• _Given instruction_:
Sift the listing for lines that hold the string "Mother" and pull them out.

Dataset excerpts
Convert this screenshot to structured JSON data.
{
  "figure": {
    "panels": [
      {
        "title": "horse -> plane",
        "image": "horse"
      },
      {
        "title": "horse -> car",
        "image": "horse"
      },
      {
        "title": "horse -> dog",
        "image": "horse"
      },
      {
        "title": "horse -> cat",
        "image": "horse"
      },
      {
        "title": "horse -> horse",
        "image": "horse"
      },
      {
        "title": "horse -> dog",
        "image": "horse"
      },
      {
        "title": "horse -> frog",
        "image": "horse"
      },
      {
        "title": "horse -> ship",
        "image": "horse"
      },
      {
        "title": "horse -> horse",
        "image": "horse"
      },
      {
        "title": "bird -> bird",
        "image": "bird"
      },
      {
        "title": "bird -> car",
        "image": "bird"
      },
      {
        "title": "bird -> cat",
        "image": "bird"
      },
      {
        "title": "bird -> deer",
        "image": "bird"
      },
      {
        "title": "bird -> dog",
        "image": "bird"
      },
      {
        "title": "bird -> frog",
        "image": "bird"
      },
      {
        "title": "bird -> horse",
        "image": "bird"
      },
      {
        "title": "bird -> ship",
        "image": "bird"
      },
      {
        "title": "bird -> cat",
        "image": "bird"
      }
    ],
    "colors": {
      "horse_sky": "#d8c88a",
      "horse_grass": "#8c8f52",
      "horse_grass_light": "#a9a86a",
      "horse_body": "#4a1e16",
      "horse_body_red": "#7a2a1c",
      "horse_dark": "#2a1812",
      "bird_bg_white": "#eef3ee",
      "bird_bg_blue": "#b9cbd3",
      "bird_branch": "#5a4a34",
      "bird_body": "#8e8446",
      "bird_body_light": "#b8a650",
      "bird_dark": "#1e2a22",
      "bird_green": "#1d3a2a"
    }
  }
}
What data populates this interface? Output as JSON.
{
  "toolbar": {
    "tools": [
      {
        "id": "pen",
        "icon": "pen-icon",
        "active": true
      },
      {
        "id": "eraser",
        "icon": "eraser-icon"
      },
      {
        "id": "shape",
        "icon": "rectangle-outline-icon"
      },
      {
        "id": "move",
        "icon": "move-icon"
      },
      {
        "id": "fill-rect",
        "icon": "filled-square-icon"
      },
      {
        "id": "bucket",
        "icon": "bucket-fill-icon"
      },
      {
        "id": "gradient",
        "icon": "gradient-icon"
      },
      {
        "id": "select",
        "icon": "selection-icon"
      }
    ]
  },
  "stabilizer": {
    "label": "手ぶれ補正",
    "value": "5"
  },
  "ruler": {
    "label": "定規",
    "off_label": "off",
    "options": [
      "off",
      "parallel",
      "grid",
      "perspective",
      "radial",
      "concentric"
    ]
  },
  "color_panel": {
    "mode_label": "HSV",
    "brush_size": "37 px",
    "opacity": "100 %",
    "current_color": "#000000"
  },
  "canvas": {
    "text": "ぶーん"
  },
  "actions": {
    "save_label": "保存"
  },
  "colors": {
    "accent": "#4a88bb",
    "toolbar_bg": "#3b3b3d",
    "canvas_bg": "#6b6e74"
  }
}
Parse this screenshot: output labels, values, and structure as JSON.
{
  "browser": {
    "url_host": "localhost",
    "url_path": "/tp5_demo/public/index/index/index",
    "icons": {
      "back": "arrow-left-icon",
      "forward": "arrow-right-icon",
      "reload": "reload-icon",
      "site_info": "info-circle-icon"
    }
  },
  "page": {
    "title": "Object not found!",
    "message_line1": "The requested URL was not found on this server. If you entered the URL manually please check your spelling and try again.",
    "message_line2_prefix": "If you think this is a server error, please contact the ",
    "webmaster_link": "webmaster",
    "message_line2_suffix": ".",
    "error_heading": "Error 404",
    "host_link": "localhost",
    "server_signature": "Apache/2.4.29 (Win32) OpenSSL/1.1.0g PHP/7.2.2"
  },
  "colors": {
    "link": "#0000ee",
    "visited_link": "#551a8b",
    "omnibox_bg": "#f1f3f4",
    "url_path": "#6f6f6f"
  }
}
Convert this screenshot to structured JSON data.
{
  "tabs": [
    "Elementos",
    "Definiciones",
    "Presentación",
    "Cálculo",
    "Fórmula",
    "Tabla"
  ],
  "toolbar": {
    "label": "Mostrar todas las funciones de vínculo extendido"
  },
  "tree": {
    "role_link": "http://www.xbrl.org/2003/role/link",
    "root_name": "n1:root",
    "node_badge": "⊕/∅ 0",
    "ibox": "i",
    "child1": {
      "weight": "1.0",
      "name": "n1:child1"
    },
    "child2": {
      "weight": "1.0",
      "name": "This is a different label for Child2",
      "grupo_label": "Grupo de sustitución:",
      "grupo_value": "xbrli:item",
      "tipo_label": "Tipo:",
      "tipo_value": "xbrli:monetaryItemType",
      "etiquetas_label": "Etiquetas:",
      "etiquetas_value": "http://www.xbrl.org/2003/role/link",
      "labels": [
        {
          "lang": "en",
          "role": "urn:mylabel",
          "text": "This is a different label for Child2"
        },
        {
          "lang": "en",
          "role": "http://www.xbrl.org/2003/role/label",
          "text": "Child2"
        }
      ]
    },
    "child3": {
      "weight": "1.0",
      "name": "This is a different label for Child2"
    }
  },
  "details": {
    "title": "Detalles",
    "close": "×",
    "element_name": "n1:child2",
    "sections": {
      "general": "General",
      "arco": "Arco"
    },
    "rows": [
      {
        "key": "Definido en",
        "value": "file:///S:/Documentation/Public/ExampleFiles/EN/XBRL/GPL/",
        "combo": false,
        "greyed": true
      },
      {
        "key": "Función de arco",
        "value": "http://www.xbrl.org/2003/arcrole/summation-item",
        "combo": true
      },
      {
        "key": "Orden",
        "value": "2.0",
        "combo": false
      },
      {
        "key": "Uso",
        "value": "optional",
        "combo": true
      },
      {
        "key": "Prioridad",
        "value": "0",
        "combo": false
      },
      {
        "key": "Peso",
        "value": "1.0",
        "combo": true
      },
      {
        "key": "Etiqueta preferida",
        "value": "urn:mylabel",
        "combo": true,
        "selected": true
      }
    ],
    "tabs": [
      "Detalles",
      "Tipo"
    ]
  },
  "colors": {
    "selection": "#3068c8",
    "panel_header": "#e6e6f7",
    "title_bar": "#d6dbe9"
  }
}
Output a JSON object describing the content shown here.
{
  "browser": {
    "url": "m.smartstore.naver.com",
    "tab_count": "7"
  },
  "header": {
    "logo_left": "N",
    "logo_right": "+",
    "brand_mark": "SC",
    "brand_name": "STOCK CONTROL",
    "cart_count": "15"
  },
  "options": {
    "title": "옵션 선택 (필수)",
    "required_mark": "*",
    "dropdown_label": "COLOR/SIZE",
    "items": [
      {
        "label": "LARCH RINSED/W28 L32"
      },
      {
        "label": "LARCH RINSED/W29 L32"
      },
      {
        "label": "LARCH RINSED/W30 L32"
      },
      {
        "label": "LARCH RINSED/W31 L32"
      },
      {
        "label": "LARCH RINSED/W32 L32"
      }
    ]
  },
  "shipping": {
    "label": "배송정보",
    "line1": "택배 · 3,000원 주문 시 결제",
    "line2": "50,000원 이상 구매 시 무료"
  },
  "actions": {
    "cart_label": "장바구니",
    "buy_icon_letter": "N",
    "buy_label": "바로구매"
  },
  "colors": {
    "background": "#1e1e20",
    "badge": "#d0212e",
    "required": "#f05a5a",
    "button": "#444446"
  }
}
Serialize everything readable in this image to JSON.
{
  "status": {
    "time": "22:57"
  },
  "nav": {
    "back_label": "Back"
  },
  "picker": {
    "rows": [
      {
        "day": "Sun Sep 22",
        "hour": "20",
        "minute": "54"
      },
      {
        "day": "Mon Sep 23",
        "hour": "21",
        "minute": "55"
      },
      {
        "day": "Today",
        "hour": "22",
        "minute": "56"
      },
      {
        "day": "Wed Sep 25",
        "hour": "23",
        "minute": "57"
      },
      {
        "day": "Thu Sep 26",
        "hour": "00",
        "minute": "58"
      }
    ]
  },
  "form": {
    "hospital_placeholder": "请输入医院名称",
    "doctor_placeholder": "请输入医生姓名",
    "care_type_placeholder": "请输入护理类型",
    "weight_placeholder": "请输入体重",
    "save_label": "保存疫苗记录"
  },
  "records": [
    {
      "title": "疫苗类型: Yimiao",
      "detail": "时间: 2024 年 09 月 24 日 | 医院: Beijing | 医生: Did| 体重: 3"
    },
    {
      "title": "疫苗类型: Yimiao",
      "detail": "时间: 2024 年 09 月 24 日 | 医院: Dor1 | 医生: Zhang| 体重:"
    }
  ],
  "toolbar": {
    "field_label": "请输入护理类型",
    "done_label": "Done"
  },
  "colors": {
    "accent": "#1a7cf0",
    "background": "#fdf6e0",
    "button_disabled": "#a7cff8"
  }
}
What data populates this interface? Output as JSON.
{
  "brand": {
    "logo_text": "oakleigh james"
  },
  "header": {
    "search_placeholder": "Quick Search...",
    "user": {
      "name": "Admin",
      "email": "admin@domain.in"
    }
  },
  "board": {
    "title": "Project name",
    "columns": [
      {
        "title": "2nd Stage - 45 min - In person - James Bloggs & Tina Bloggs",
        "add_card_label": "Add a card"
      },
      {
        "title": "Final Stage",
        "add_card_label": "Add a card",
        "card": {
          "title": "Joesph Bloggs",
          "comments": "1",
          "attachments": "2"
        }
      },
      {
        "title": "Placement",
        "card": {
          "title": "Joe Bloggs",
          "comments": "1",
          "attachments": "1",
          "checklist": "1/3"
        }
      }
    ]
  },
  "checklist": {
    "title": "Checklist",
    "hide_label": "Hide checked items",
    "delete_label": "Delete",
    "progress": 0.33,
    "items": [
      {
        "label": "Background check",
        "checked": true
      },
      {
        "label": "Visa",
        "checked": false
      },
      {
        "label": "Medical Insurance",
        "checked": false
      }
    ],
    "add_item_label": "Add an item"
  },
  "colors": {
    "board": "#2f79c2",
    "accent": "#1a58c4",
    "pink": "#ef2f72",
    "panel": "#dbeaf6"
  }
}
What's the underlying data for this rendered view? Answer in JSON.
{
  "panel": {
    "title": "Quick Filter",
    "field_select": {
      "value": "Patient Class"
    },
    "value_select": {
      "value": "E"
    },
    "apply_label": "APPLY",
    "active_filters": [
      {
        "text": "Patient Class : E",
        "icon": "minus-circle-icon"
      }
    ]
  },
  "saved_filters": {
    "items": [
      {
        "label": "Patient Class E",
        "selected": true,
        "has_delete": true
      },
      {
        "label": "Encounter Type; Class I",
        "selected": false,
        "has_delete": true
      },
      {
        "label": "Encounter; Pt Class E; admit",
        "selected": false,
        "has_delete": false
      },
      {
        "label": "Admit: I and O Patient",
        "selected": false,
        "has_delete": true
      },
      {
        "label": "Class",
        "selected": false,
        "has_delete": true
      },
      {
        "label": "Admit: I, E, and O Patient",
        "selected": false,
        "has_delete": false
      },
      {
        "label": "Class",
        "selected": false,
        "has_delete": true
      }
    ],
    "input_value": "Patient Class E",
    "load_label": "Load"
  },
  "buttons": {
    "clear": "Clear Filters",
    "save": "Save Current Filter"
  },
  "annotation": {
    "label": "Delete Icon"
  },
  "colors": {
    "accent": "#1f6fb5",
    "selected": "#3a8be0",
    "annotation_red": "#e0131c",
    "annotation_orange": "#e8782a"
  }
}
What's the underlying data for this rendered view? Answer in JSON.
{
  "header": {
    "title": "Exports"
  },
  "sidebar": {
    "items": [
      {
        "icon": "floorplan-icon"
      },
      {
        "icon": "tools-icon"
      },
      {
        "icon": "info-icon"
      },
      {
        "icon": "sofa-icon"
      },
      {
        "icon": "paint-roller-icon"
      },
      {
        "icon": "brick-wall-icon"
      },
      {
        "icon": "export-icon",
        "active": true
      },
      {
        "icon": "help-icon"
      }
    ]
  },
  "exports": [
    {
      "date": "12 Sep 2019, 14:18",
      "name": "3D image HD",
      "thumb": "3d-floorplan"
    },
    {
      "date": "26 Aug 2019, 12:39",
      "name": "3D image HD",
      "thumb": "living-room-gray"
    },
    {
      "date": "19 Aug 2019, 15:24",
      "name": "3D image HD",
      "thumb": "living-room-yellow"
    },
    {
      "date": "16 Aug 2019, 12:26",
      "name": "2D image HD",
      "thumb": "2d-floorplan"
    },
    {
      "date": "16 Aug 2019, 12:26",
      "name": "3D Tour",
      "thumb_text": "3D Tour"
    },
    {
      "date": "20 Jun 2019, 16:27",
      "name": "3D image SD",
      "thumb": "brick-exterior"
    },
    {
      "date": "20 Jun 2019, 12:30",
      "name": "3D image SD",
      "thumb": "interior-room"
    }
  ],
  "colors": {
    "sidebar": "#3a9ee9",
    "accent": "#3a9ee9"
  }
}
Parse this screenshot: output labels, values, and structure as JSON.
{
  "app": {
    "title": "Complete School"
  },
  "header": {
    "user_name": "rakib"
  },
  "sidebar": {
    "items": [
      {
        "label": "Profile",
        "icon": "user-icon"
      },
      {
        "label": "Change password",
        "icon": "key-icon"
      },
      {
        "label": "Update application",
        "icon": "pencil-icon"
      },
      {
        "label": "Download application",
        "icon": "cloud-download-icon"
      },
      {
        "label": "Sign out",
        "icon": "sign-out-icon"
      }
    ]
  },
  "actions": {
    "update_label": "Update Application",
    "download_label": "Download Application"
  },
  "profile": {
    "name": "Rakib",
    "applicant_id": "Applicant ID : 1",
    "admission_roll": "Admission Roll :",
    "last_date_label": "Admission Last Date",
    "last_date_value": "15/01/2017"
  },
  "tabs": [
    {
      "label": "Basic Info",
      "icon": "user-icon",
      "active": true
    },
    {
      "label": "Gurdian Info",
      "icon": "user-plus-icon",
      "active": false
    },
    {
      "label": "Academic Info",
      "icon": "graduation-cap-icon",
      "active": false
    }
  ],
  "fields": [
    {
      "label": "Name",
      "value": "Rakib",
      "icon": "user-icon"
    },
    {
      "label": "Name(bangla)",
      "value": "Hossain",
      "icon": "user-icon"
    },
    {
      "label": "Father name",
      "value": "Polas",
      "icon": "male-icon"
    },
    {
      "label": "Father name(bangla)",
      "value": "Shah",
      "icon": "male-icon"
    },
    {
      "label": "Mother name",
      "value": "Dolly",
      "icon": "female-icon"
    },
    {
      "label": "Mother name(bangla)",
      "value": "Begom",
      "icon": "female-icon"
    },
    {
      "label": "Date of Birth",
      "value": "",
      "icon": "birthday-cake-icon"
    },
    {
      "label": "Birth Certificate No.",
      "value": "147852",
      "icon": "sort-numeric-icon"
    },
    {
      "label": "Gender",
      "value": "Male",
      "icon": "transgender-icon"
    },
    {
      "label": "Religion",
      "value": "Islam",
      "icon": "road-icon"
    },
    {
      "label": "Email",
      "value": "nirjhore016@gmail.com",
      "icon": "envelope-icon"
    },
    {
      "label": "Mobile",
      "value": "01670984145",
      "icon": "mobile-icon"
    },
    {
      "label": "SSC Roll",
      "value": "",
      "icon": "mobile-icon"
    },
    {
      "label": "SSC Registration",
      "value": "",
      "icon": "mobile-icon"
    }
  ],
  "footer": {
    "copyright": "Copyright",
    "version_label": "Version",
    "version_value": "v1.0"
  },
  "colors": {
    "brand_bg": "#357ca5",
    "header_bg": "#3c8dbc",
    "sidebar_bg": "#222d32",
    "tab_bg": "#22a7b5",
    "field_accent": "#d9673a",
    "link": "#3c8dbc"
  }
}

• _Worked answer_:
      "label": "Mother name",
      "label": "Mother name(bangla)",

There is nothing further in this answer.